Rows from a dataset
%%
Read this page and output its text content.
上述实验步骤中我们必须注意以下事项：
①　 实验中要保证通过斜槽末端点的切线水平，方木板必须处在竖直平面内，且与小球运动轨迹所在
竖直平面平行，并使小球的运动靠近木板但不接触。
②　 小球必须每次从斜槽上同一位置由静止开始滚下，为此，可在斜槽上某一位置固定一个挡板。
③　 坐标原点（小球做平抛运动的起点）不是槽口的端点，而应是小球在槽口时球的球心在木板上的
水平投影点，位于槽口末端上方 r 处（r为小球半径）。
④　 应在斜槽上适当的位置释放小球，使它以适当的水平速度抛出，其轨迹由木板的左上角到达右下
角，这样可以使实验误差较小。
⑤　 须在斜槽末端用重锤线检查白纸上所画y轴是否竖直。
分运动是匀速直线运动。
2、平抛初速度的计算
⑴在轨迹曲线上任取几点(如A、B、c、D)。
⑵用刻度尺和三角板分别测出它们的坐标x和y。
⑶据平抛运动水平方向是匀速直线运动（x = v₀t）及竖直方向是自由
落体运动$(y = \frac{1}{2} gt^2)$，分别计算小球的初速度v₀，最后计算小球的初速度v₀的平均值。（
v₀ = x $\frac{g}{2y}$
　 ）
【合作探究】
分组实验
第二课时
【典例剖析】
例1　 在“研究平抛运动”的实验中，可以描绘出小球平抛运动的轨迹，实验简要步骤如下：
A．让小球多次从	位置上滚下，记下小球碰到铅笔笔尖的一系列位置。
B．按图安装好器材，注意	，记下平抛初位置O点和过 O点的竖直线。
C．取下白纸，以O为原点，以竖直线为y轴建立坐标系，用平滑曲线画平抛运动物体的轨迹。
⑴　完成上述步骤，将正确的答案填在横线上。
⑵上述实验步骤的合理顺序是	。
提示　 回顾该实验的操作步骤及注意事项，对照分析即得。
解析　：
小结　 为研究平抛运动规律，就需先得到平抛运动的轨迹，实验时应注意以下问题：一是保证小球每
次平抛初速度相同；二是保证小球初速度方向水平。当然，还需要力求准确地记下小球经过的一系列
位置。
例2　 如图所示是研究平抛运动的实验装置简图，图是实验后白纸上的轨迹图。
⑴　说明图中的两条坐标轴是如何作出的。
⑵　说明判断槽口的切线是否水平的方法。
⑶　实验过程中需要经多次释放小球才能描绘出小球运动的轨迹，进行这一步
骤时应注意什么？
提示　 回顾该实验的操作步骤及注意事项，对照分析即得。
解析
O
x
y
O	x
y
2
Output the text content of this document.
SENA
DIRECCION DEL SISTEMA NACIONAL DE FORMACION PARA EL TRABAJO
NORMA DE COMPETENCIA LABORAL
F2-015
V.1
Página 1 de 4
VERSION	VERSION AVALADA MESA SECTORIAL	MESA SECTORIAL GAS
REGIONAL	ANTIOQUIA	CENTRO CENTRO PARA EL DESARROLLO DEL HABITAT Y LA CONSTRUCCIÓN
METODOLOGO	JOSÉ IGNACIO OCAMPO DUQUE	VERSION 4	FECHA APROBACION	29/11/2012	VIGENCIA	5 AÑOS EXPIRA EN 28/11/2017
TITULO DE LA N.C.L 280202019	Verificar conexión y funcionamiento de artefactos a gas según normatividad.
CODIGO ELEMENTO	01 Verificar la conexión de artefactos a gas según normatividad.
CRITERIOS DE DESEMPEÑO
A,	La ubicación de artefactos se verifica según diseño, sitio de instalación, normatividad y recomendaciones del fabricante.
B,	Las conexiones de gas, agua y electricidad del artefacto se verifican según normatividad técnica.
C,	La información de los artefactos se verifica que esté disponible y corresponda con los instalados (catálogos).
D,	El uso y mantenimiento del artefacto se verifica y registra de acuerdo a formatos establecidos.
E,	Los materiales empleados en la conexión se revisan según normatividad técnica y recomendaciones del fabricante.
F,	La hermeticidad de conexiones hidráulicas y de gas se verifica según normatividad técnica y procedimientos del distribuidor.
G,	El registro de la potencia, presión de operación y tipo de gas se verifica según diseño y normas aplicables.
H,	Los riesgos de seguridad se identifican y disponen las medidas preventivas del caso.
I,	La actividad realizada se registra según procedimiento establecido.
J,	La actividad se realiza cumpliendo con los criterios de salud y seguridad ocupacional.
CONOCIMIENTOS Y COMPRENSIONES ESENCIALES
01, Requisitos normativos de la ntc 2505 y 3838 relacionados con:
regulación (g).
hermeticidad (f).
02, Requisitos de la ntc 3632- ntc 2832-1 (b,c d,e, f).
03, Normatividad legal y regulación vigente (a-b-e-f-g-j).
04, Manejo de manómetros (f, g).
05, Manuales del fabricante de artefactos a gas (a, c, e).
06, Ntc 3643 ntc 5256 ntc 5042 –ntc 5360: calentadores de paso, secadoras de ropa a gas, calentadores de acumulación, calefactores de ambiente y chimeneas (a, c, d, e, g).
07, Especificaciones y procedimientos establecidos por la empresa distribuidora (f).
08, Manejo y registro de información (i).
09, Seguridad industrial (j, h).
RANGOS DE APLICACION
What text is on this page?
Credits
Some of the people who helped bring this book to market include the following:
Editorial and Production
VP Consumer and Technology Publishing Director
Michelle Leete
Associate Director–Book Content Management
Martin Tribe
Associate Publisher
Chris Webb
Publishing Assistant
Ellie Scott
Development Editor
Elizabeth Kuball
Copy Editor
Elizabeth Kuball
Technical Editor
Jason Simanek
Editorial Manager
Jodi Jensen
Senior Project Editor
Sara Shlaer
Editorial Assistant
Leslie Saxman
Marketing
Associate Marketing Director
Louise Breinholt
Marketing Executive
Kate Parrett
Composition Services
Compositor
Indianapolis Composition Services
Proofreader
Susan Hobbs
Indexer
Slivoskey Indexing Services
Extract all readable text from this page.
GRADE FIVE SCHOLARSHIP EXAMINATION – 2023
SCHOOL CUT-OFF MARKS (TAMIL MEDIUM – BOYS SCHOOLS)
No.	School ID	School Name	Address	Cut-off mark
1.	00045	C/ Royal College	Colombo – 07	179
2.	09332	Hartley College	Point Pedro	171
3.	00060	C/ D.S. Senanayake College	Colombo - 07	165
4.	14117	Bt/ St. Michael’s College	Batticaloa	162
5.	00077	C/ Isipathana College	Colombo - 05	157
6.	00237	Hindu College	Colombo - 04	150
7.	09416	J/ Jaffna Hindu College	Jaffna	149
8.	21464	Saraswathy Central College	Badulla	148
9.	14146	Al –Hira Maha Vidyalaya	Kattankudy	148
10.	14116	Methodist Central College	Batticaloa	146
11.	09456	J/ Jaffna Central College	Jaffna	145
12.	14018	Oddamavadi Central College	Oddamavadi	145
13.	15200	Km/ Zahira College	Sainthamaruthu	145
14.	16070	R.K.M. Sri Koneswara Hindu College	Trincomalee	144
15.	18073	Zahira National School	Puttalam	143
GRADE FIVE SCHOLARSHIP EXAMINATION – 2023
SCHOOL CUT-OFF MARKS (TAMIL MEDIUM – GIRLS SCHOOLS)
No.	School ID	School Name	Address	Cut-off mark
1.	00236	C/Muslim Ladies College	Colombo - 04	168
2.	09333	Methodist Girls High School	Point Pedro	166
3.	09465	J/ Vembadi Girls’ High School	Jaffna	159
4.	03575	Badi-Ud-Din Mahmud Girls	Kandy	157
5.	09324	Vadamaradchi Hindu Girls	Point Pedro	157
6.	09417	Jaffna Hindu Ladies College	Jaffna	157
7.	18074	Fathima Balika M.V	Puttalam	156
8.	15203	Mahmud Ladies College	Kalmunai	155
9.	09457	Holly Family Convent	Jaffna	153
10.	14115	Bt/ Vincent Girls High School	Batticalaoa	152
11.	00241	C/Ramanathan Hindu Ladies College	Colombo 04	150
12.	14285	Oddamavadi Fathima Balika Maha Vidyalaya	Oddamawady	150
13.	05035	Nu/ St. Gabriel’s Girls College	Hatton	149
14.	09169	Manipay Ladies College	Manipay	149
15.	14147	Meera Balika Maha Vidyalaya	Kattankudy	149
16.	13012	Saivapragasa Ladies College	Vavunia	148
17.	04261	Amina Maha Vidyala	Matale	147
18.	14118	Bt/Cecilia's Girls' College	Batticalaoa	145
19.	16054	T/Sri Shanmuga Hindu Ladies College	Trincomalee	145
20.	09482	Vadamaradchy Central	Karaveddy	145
%%
Exercise brief
Pick out all the lines with the word "técnica" in them and copy them.

Completed task
B,	Las conexiones de gas, agua y electricidad del artefacto se verifican según normatividad técnica.
E,	Los materiales empleados en la conexión se revisan según normatividad técnica y recomendaciones del fabricante.
F,	La hermeticidad de conexiones hidráulicas y de gas se verifica según normatividad técnica y procedimientos del distribuidor.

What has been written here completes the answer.